Written request => How many lines of the entries below include the word "ejus"? Answer with the number alone.

-------- Supplied information --------

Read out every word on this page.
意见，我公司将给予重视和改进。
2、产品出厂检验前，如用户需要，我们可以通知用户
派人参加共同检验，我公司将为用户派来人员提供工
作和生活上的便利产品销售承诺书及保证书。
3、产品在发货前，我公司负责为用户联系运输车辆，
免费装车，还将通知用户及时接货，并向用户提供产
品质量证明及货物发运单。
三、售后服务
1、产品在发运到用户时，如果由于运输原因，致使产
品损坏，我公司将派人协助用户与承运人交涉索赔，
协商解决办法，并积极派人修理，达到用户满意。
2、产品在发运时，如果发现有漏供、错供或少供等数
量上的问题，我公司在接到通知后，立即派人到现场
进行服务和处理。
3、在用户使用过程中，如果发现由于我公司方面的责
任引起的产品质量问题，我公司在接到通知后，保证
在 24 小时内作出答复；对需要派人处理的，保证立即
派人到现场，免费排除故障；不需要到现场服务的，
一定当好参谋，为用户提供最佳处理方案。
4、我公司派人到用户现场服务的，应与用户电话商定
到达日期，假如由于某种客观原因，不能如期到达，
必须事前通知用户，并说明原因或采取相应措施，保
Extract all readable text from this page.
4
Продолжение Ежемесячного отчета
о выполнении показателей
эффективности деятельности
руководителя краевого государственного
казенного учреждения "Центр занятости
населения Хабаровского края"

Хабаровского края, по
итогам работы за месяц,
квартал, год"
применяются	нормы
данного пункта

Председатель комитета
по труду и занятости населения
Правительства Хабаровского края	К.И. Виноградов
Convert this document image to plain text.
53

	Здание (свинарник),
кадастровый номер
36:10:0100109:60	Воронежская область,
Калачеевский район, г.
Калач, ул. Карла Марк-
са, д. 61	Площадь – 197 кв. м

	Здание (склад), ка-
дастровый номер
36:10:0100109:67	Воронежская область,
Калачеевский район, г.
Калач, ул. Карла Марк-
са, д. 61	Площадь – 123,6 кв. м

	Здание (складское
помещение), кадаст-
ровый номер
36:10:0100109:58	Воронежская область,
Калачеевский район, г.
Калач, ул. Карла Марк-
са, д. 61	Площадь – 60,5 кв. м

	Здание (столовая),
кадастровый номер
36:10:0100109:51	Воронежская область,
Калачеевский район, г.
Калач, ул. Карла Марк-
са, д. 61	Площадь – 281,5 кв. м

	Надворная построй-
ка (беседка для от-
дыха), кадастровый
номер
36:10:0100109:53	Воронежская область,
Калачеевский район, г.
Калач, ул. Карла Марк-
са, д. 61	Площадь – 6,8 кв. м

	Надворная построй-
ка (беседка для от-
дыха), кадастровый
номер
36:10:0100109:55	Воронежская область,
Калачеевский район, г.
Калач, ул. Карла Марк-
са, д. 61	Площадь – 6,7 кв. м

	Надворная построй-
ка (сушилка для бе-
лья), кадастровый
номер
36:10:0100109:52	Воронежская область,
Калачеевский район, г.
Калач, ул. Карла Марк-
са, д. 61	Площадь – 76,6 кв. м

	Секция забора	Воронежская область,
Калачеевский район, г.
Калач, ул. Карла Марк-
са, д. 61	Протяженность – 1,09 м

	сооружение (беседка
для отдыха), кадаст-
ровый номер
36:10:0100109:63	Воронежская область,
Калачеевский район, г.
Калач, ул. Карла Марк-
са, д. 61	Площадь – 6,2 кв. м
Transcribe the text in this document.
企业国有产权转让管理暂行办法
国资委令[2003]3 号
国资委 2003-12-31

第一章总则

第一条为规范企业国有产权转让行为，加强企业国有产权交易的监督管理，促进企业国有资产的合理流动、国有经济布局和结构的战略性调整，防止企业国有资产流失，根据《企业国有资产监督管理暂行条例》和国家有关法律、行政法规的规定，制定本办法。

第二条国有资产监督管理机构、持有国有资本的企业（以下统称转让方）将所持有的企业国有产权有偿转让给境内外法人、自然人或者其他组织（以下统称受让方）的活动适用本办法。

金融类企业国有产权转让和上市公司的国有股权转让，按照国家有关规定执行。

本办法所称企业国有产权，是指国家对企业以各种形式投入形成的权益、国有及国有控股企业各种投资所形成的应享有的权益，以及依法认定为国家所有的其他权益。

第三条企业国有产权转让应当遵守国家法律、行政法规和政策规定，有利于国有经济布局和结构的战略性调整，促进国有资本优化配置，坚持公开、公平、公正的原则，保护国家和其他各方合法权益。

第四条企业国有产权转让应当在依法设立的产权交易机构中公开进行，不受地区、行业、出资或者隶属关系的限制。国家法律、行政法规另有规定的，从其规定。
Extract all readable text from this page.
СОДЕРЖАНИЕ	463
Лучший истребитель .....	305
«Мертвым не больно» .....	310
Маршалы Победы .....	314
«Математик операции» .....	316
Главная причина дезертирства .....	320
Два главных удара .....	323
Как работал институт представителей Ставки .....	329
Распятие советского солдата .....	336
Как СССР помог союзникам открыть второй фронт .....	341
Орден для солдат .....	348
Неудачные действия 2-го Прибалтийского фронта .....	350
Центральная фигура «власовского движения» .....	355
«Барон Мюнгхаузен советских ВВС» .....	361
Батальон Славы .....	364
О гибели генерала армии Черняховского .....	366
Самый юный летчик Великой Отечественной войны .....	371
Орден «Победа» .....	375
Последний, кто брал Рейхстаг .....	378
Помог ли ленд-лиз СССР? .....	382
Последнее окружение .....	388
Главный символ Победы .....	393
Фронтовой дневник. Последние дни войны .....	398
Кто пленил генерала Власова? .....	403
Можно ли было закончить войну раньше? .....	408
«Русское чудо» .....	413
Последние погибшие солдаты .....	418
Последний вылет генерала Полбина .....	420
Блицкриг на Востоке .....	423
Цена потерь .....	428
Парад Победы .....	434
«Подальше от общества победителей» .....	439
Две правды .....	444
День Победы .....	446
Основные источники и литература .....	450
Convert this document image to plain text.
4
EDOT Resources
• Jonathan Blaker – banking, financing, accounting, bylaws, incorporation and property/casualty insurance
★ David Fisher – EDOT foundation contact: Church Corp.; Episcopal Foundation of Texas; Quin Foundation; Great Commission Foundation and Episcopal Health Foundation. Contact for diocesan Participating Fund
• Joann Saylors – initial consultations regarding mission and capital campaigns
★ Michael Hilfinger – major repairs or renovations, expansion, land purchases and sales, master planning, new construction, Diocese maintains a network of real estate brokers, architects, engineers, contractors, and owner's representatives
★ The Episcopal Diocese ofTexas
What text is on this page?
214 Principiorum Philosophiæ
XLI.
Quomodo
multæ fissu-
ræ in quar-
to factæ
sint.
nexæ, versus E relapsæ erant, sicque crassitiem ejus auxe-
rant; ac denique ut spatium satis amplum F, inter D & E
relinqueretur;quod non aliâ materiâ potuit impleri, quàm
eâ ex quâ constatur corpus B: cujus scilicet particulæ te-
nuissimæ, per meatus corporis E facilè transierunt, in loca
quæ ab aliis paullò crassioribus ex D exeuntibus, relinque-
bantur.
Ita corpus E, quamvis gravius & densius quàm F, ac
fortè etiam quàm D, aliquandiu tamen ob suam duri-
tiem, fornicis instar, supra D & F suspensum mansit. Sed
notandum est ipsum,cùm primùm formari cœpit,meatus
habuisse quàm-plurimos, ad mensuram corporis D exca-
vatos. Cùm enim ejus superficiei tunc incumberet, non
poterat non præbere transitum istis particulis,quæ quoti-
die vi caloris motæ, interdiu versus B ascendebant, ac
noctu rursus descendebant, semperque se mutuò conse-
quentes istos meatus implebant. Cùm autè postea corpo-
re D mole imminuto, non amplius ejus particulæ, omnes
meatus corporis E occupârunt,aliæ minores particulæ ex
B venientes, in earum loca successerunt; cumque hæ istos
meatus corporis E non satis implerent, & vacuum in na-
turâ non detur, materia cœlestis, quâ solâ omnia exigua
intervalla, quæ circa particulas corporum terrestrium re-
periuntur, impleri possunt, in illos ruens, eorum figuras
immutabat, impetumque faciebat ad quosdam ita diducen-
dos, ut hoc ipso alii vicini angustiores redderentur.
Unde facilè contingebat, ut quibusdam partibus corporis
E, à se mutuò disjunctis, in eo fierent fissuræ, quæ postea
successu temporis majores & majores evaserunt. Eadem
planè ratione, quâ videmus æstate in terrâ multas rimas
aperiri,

--------

Solution for this exercise => 3